# Start of Data listing

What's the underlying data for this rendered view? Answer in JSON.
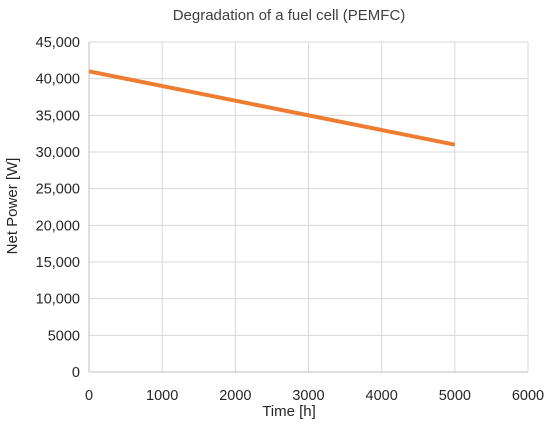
{
  "chart_data": {
    "type": "line",
    "title": "Degradation of a fuel cell (PEMFC)",
    "xlabel": "Time [h]",
    "ylabel": "Net Power [W]",
    "xlim": [
      0,
      6000
    ],
    "ylim": [
      0,
      45000
    ],
    "x_ticks": [
      "0",
      "1000",
      "2000",
      "3000",
      "4000",
      "5000",
      "6000"
    ],
    "y_ticks": [
      "0",
      "5000",
      "10,000",
      "15,000",
      "20,000",
      "25,000",
      "30,000",
      "35,000",
      "40,000",
      "45,000"
    ],
    "grid": true,
    "legend": "none",
    "series": [
      {
        "color": "#ed7d31",
        "points": [
          {
            "x": 0,
            "y": 41000
          },
          {
            "x": 5000,
            "y": 31000
          }
        ]
      }
    ]
  }
}
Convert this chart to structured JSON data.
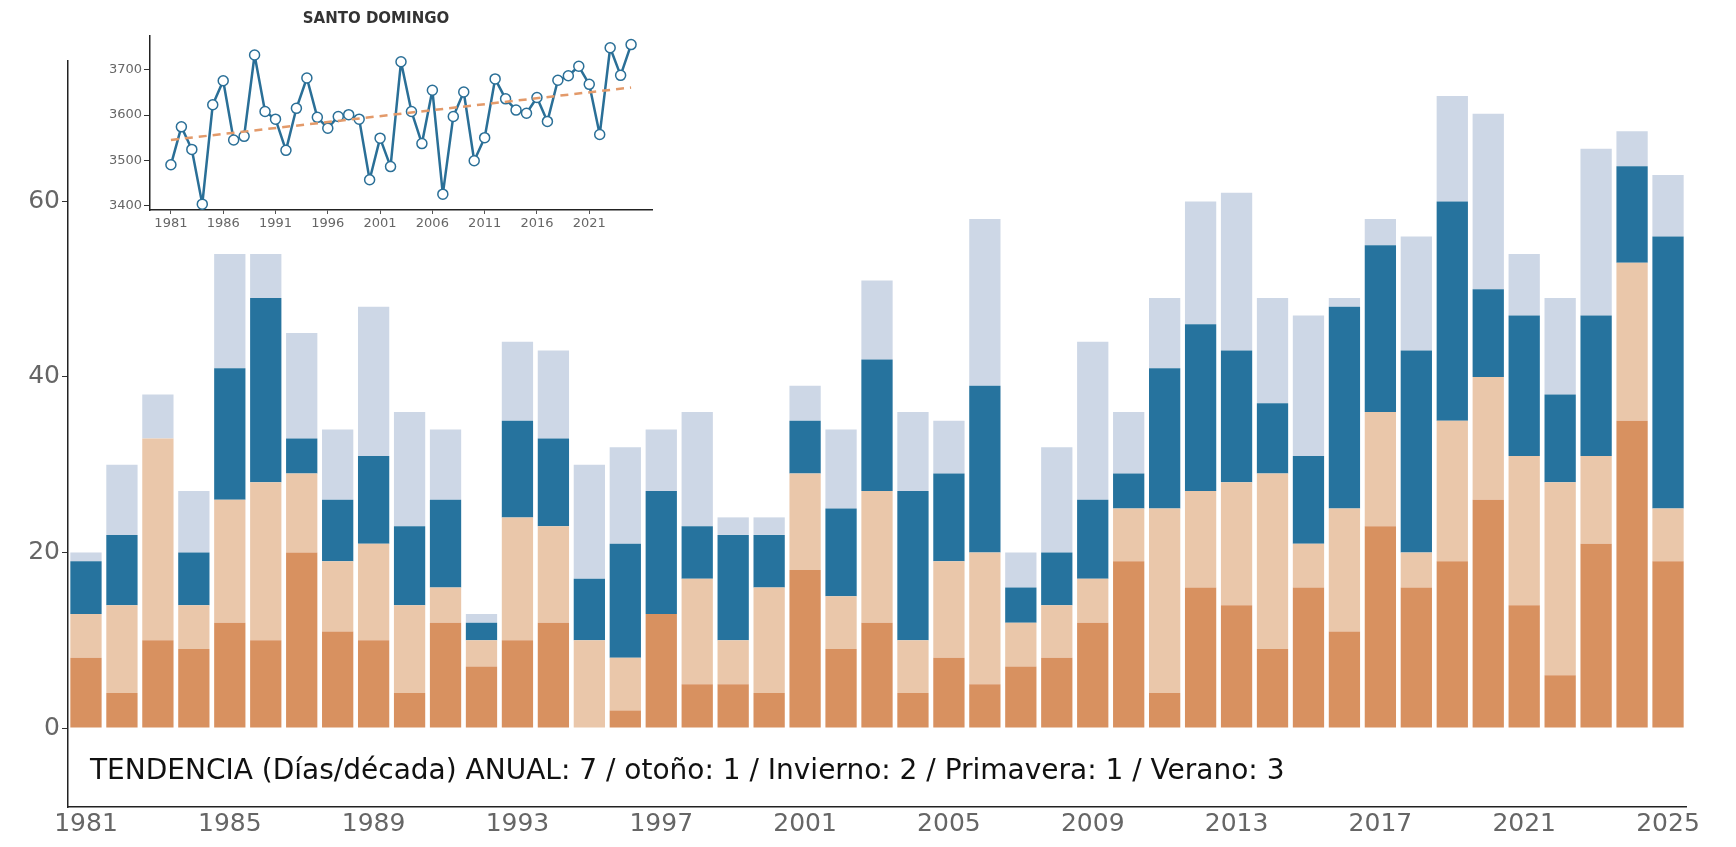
{
  "chart_data": [
    {
      "type": "bar",
      "stacked": true,
      "legend": false,
      "grid": false,
      "categories": [
        "1981",
        null,
        null,
        null,
        "1985",
        null,
        null,
        null,
        "1989",
        null,
        null,
        null,
        "1993",
        null,
        null,
        null,
        "1997",
        null,
        null,
        null,
        "2001",
        null,
        null,
        null,
        "2005",
        null,
        null,
        null,
        "2009",
        null,
        null,
        null,
        "2013",
        null,
        null,
        null,
        "2017",
        null,
        null,
        null,
        "2021",
        null,
        null,
        null,
        "2025"
      ],
      "ylim": [
        -9,
        76
      ],
      "yticks": [
        0,
        20,
        40,
        60
      ],
      "series": [
        {
          "color": "#d89160",
          "values": [
            8,
            4,
            10,
            9,
            12,
            10,
            20,
            11,
            10,
            4,
            12,
            7,
            10,
            12,
            0,
            2,
            13,
            5,
            5,
            4,
            18,
            9,
            12,
            4,
            8,
            5,
            7,
            8,
            12,
            19,
            4,
            16,
            14,
            9,
            16,
            11,
            23,
            16,
            19,
            26,
            14,
            6,
            21,
            35,
            19
          ]
        },
        {
          "color": "#eac7aa",
          "values": [
            5,
            10,
            23,
            5,
            14,
            18,
            9,
            8,
            11,
            10,
            4,
            3,
            14,
            11,
            10,
            6,
            0,
            12,
            5,
            12,
            11,
            6,
            15,
            6,
            11,
            15,
            5,
            6,
            5,
            6,
            21,
            11,
            14,
            20,
            5,
            14,
            13,
            4,
            16,
            14,
            17,
            22,
            10,
            18,
            6
          ]
        },
        {
          "color": "#26739e",
          "values": [
            6,
            8,
            0,
            6,
            15,
            21,
            4,
            7,
            10,
            9,
            10,
            2,
            11,
            10,
            7,
            13,
            14,
            6,
            12,
            6,
            6,
            10,
            15,
            17,
            10,
            19,
            4,
            6,
            9,
            4,
            16,
            19,
            15,
            8,
            10,
            23,
            19,
            23,
            25,
            10,
            16,
            10,
            16,
            11,
            31
          ]
        },
        {
          "color": "#cdd7e6",
          "values": [
            1,
            8,
            5,
            7,
            13,
            5,
            12,
            8,
            17,
            13,
            8,
            1,
            9,
            10,
            13,
            11,
            7,
            13,
            2,
            2,
            4,
            9,
            9,
            9,
            6,
            19,
            4,
            12,
            18,
            7,
            8,
            14,
            18,
            12,
            16,
            1,
            3,
            13,
            12,
            20,
            7,
            11,
            19,
            4,
            7
          ]
        }
      ],
      "annotations": [
        "TENDENCIA (Días/década) ANUAL: 7 / otoño: 1 / Invierno: 2 / Primavera: 1 / Verano: 3"
      ]
    },
    {
      "type": "line",
      "title": "SANTO DOMINGO",
      "legend": false,
      "grid": false,
      "marker": "circle",
      "x": [
        1981,
        1982,
        1983,
        1984,
        1985,
        1986,
        1987,
        1988,
        1989,
        1990,
        1991,
        1992,
        1993,
        1994,
        1995,
        1996,
        1997,
        1998,
        1999,
        2000,
        2001,
        2002,
        2003,
        2004,
        2005,
        2006,
        2007,
        2008,
        2009,
        2010,
        2011,
        2012,
        2013,
        2014,
        2015,
        2016,
        2017,
        2018,
        2019,
        2020,
        2021,
        2022,
        2023,
        2024,
        2025
      ],
      "xlim": [
        1979,
        2027
      ],
      "xticks": [
        1981,
        1986,
        1991,
        1996,
        2001,
        2006,
        2011,
        2016,
        2021
      ],
      "ylim": [
        3390,
        3775
      ],
      "yticks": [
        3400,
        3500,
        3600,
        3700
      ],
      "series": [
        {
          "color": "#2a6f97",
          "values": [
            3490,
            3574,
            3524,
            3403,
            3623,
            3676,
            3545,
            3553,
            3733,
            3608,
            3591,
            3522,
            3615,
            3682,
            3595,
            3571,
            3597,
            3601,
            3591,
            3457,
            3549,
            3486,
            3718,
            3608,
            3537,
            3655,
            3425,
            3597,
            3651,
            3499,
            3550,
            3680,
            3636,
            3611,
            3604,
            3639,
            3586,
            3677,
            3687,
            3708,
            3668,
            3557,
            3749,
            3688,
            3756
          ]
        },
        {
          "type": "line",
          "x": [
            1981,
            2025
          ],
          "values": [
            3545,
            3661
          ],
          "color": "#e39a6a",
          "line_style": "dashed",
          "marker": "none"
        }
      ]
    }
  ]
}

# End of Data listing

Task brief: Output every entry verbatim. Pictures do not belong in the copy.

Response to the task:
What's the underlying data for this rendered view? Answer in JSON.
{
  "chart_data": {
    "type": "line",
    "title": "Degradation of a fuel cell (PEMFC)",
    "xlabel": "Time [h]",
    "ylabel": "Net Power [W]",
    "xlim": [
      0,
      6000
    ],
    "ylim": [
      0,
      45000
    ],
    "x_ticks": [
      "0",
      "1000",
      "2000",
      "3000",
      "4000",
      "5000",
      "6000"
    ],
    "y_ticks": [
      "0",
      "5000",
      "10,000",
      "15,000",
      "20,000",
      "25,000",
      "30,000",
      "35,000",
      "40,000",
      "45,000"
    ],
    "grid": true,
    "legend": "none",
    "series": [
      {
        "color": "#ed7d31",
        "points": [
          {
            "x": 0,
            "y": 41000
          },
          {
            "x": 5000,
            "y": 31000
          }
        ]
      }
    ]
  }
}
Convert this chart to structured JSON data.
{
  "chart_data": [
    {
      "type": "bar",
      "stacked": true,
      "legend": false,
      "grid": false,
      "categories": [
        "1981",
        null,
        null,
        null,
        "1985",
        null,
        null,
        null,
        "1989",
        null,
        null,
        null,
        "1993",
        null,
        null,
        null,
        "1997",
        null,
        null,
        null,
        "2001",
        null,
        null,
        null,
        "2005",
        null,
        null,
        null,
        "2009",
        null,
        null,
        null,
        "2013",
        null,
        null,
        null,
        "2017",
        null,
        null,
        null,
        "2021",
        null,
        null,
        null,
        "2025"
      ],
      "ylim": [
        -9,
        76
      ],
      "yticks": [
        0,
        20,
        40,
        60
      ],
      "series": [
        {
          "color": "#d89160",
          "values": [
            8,
            4,
            10,
            9,
            12,
            10,
            20,
            11,
            10,
            4,
            12,
            7,
            10,
            12,
            0,
            2,
            13,
            5,
            5,
            4,
            18,
            9,
            12,
            4,
            8,
            5,
            7,
            8,
            12,
            19,
            4,
            16,
            14,
            9,
            16,
            11,
            23,
            16,
            19,
            26,
            14,
            6,
            21,
            35,
            19
          ]
        },
        {
          "color": "#eac7aa",
          "values": [
            5,
            10,
            23,
            5,
            14,
            18,
            9,
            8,
            11,
            10,
            4,
            3,
            14,
            11,
            10,
            6,
            0,
            12,
            5,
            12,
            11,
            6,
            15,
            6,
            11,
            15,
            5,
            6,
            5,
            6,
            21,
            11,
            14,
            20,
            5,
            14,
            13,
            4,
            16,
            14,
            17,
            22,
            10,
            18,
            6
          ]
        },
        {
          "color": "#26739e",
          "values": [
            6,
            8,
            0,
            6,
            15,
            21,
            4,
            7,
            10,
            9,
            10,
            2,
            11,
            10,
            7,
            13,
            14,
            6,
            12,
            6,
            6,
            10,
            15,
            17,
            10,
            19,
            4,
            6,
            9,
            4,
            16,
            19,
            15,
            8,
            10,
            23,
            19,
            23,
            25,
            10,
            16,
            10,
            16,
            11,
            31
          ]
        },
        {
          "color": "#cdd7e6",
          "values": [
            1,
            8,
            5,
            7,
            13,
            5,
            12,
            8,
            17,
            13,
            8,
            1,
            9,
            10,
            13,
            11,
            7,
            13,
            2,
            2,
            4,
            9,
            9,
            9,
            6,
            19,
            4,
            12,
            18,
            7,
            8,
            14,
            18,
            12,
            16,
            1,
            3,
            13,
            12,
            20,
            7,
            11,
            19,
            4,
            7
          ]
        }
      ],
      "annotations": [
        "TENDENCIA (Días/década) ANUAL: 7 / otoño: 1 / Invierno: 2 / Primavera: 1 / Verano: 3"
      ]
    },
    {
      "type": "line",
      "title": "SANTO DOMINGO",
      "legend": false,
      "grid": false,
      "marker": "circle",
      "x": [
        1981,
        1982,
        1983,
        1984,
        1985,
        1986,
        1987,
        1988,
        1989,
        1990,
        1991,
        1992,
        1993,
        1994,
        1995,
        1996,
        1997,
        1998,
        1999,
        2000,
        2001,
        2002,
        2003,
        2004,
        2005,
        2006,
        2007,
        2008,
        2009,
        2010,
        2011,
        2012,
        2013,
        2014,
        2015,
        2016,
        2017,
        2018,
        2019,
        2020,
        2021,
        2022,
        2023,
        2024,
        2025
      ],
      "xlim": [
        1979,
        2027
      ],
      "xticks": [
        1981,
        1986,
        1991,
        1996,
        2001,
        2006,
        2011,
        2016,
        2021
      ],
      "ylim": [
        3390,
        3775
      ],
      "yticks": [
        3400,
        3500,
        3600,
        3700
      ],
      "series": [
        {
          "color": "#2a6f97",
          "values": [
            3490,
            3574,
            3524,
            3403,
            3623,
            3676,
            3545,
            3553,
            3733,
            3608,
            3591,
            3522,
            3615,
            3682,
            3595,
            3571,
            3597,
            3601,
            3591,
            3457,
            3549,
            3486,
            3718,
            3608,
            3537,
            3655,
            3425,
            3597,
            3651,
            3499,
            3550,
            3680,
            3636,
            3611,
            3604,
            3639,
            3586,
            3677,
            3687,
            3708,
            3668,
            3557,
            3749,
            3688,
            3756
          ]
        },
        {
          "type": "line",
          "x": [
            1981,
            2025
          ],
          "values": [
            3545,
            3661
          ],
          "color": "#e39a6a",
          "line_style": "dashed",
          "marker": "none"
        }
      ]
    }
  ]
}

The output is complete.